─── Records for this exercise ───

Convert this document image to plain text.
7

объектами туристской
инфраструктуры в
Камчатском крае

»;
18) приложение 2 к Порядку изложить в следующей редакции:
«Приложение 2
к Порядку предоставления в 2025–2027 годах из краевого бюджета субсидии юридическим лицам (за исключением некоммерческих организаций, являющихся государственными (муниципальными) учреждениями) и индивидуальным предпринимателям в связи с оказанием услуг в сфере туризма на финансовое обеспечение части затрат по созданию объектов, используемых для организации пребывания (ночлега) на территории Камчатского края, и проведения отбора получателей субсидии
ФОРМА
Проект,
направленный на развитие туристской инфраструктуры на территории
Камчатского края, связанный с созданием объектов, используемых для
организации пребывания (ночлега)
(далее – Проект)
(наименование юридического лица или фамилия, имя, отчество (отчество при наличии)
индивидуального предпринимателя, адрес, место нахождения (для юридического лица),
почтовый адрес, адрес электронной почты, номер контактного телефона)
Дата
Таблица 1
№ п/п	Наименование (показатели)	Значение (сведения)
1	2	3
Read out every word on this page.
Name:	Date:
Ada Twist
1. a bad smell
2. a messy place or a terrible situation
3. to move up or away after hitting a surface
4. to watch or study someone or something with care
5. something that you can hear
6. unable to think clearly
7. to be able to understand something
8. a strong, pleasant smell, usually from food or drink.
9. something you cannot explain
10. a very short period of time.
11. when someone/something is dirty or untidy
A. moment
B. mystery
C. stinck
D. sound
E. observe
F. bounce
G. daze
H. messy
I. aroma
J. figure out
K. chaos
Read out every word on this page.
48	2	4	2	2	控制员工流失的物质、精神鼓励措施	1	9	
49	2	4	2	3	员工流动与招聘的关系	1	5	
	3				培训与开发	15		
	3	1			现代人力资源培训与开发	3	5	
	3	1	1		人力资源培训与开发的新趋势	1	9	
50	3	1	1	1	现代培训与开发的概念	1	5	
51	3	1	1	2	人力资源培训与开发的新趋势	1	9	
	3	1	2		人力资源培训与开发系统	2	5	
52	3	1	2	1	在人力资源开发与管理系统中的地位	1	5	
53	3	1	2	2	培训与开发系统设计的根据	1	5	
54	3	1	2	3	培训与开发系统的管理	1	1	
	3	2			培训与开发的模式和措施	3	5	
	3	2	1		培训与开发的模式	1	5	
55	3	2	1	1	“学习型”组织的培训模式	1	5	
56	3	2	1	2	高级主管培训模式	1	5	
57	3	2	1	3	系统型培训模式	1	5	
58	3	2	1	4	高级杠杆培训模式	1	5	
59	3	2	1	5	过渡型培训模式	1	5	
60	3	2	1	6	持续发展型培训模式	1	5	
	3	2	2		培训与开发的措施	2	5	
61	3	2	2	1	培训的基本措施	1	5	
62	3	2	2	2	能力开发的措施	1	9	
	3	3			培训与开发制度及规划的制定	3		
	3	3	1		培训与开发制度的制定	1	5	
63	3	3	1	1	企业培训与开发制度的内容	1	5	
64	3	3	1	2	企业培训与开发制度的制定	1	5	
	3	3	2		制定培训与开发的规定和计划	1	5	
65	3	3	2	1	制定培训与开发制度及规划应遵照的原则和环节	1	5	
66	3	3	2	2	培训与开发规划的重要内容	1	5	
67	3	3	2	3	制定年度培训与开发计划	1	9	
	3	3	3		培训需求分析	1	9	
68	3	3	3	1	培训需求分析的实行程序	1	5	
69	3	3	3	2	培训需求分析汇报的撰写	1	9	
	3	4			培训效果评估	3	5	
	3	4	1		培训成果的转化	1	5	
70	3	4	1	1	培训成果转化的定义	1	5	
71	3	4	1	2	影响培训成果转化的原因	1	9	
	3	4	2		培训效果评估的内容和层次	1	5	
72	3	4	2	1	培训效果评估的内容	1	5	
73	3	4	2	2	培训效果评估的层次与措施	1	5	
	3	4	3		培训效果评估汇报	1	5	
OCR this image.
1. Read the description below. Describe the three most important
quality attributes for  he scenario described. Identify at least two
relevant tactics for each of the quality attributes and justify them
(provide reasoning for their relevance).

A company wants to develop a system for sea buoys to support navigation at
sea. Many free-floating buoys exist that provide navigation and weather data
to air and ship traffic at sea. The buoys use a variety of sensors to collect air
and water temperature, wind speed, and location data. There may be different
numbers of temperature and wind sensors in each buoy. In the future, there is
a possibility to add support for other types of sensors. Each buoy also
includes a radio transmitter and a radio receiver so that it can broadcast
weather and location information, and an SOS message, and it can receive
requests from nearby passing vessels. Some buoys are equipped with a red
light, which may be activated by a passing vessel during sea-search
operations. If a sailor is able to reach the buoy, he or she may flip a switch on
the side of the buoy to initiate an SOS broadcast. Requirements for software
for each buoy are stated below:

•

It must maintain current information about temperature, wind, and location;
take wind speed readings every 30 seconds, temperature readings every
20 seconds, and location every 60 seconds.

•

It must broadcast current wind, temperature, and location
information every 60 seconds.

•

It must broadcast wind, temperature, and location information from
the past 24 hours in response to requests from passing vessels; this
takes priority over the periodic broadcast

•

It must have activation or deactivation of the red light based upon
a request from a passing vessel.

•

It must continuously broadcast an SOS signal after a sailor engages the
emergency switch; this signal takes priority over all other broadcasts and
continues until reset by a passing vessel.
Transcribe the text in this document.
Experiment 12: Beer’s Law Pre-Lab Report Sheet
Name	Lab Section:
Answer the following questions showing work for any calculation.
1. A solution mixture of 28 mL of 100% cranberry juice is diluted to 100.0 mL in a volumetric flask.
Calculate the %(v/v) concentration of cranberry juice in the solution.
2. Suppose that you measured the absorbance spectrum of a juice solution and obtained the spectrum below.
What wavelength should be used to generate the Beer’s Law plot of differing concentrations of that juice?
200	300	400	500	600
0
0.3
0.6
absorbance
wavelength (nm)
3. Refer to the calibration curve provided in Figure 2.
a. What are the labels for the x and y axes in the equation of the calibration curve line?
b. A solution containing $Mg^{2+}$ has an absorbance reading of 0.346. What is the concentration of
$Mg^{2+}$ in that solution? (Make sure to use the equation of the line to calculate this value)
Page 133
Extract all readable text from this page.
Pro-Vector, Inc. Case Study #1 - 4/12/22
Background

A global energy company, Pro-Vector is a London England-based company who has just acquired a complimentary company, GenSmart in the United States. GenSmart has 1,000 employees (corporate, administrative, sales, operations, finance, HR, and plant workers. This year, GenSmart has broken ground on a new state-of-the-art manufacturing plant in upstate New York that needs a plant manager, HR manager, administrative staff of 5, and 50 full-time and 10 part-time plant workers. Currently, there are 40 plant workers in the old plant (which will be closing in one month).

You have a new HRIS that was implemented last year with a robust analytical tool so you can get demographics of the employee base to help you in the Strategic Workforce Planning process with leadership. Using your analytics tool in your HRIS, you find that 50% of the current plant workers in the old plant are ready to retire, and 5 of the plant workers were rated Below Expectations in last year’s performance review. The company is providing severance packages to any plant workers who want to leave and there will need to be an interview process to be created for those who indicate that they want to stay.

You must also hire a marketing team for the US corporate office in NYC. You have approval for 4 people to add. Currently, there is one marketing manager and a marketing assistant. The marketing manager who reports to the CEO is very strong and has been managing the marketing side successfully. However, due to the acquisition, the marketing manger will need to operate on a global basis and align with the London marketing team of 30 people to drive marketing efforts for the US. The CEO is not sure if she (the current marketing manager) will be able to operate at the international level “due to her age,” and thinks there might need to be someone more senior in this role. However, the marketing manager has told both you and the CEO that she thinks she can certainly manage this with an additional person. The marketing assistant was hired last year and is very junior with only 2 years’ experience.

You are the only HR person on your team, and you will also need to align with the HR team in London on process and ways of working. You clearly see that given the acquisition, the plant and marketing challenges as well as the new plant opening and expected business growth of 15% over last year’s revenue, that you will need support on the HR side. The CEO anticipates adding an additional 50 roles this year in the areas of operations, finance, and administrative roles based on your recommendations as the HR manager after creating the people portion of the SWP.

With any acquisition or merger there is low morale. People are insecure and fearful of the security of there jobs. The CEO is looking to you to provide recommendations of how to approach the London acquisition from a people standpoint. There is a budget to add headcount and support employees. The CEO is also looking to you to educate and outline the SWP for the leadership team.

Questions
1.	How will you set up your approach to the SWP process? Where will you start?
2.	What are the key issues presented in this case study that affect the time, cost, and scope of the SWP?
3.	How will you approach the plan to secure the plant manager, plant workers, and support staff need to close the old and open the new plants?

───

*Stated task*.
Filter the records for lines holding the string "temperature". Copy each one.

*Output*.
and water temperature, wind speed, and location data. There may be different
numbers of temperature and wind sensors in each buoy. In the future, there is
It must maintain current information about temperature, wind, and location;
take wind speed readings every 30 seconds, temperature readings every
It must broadcast current wind, temperature, and location
It must broadcast wind, temperature, and location information from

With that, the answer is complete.